### Tarea 1
Responde según el fragmento sobre las bases militares extranjeras en Ecuador:
(a) ¿De qué gobierno se habla?
(b) ¿Contra qué dos males dice ese gobierno que hacen falta las bases?
(c) ¿Cuántas bases estadounidenses operan en Colombia y desde hace cuánto tiempo?
### Tarea 2
Repite sin cambios el pasaje del fragmento que va desde "Pero lo que" hasta "la protesta social.", este último incluido.

Por estos días, el gobierno de Daniel Noboa, con la complicidad de sus ministros, asambleístas y operadores mediáticos, insiste en instalar en la consciencia colectiva la idea de que el regreso de bases militares extranjeras al Ecuador es una condición necesaria para enfrentar al narcotráfico y la delincuencia organizada. Apelan al recuerdo selectivo de la bade de Manta, y aseguran que su reapertura — o el establecimiento de nuevas bases militares, incluso europeas — sería un acto de responsabilidad frente al caos que vivimos.
Pero lo que no se dice — y que debe decirse con claridad — es que la presencia militar en países del sur global no ha significado mayor seguridad ni soberanía, sino mayor dependencia, control e impunidad para las potencias que la instalan. Basta observar el caso colombiano: con siete bases estadounidenses operando desde hace 15 años, el país vecino no ha reducido la producción de drogas ni ha erradicado el crimen organizado. Por el contrario, la militarización del territorio ha convivido con la expansión del narcotráfico, el desplazamiento de comunidades y la represión de la protesta social.

### Conjunto de registros

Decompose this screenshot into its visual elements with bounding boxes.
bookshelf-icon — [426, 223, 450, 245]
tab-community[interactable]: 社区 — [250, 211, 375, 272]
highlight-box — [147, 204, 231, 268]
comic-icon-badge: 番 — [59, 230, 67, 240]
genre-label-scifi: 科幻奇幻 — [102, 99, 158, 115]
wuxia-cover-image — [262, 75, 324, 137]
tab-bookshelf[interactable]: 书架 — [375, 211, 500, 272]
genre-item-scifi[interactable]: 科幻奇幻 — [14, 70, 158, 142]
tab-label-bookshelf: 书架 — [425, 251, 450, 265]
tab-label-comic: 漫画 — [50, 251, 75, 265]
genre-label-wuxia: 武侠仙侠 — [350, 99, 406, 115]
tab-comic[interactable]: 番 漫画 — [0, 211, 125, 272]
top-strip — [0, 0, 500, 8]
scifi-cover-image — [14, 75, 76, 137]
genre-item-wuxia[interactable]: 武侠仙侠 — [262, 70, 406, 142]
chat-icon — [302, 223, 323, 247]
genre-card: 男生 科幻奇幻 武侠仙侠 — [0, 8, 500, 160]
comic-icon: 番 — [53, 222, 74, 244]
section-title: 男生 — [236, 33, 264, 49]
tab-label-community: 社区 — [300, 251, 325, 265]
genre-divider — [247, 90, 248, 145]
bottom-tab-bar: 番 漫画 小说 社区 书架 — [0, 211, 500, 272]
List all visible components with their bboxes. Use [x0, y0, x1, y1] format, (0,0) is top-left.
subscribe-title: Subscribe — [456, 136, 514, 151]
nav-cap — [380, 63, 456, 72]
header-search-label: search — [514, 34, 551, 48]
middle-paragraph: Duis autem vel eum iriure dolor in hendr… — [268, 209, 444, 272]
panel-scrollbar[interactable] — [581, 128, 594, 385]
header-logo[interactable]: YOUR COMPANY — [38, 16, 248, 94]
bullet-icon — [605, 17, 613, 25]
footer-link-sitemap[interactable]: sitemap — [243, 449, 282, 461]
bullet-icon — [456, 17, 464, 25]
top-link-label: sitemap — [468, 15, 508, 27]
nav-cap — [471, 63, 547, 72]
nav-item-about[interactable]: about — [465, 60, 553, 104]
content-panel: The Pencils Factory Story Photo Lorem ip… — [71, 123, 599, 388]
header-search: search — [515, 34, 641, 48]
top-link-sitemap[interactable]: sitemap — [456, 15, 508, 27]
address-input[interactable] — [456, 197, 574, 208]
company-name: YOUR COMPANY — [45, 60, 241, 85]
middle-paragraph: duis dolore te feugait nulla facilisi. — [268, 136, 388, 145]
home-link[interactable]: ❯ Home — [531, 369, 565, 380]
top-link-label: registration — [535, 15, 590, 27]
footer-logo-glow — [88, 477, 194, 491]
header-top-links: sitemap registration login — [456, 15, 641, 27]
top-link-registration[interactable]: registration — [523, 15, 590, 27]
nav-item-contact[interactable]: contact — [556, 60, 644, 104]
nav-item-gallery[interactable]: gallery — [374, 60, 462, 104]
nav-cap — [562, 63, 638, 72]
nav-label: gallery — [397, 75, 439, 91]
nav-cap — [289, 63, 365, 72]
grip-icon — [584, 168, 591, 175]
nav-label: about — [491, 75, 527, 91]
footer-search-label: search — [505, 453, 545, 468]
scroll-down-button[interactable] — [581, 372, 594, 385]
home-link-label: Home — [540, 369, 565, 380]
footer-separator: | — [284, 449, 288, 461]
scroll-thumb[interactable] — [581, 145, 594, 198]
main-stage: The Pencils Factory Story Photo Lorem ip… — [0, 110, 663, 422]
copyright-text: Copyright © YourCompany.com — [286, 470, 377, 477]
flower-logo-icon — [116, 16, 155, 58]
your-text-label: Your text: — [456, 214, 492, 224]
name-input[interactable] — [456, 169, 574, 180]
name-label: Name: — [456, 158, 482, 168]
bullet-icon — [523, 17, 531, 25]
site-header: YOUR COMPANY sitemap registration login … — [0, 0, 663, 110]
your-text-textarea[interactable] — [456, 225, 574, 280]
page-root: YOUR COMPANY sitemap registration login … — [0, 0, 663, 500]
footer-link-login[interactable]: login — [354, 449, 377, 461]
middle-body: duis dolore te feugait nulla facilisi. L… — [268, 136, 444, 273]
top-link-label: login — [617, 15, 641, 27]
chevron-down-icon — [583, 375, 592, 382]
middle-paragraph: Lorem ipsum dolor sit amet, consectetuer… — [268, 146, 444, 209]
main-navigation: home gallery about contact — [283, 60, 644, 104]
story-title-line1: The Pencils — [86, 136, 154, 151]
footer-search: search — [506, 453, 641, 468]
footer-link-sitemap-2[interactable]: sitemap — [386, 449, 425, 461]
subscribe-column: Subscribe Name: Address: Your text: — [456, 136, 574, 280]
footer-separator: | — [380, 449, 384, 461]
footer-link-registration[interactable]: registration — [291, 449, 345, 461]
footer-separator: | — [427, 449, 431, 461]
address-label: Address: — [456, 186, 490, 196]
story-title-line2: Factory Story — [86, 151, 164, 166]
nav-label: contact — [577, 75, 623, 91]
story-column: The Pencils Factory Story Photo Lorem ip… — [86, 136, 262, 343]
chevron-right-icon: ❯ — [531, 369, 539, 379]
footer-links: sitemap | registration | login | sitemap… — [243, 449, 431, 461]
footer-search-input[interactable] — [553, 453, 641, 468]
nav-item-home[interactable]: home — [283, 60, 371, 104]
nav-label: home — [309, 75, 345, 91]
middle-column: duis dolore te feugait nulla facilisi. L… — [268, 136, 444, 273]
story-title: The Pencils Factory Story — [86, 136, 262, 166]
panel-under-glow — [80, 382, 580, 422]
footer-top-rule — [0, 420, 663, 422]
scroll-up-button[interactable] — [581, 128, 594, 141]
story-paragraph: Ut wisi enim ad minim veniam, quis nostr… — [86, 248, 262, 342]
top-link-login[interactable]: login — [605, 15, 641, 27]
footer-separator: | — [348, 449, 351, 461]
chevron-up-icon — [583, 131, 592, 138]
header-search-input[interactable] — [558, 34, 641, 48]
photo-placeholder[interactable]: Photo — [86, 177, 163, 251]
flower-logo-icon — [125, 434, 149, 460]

### Respuesta del ejercicio 1
(a) Del gobierno de Daniel Noboa.
(b) Contra el narcotráfico y la delincuencia organizada.
(c) Siete bases, desde hace 15 años.

### Respuesta del ejercicio 2
Pero lo que no se dice — y que debe decirse con claridad — es que la presencia militar en países del sur global no ha significado mayor seguridad ni soberanía, sino mayor dependencia, control e impunidad para las potencias que la instalan. Basta observar el caso colombiano: con siete bases estadounidenses operando desde hace 15 años, el país vecino no ha reducido la producción de drogas ni ha erradicado el crimen organizado. Por el contrario, la militarización del territorio ha convivido con la expansión del narcotráfico, el desplazamiento de comunidades y la represión de la protesta social.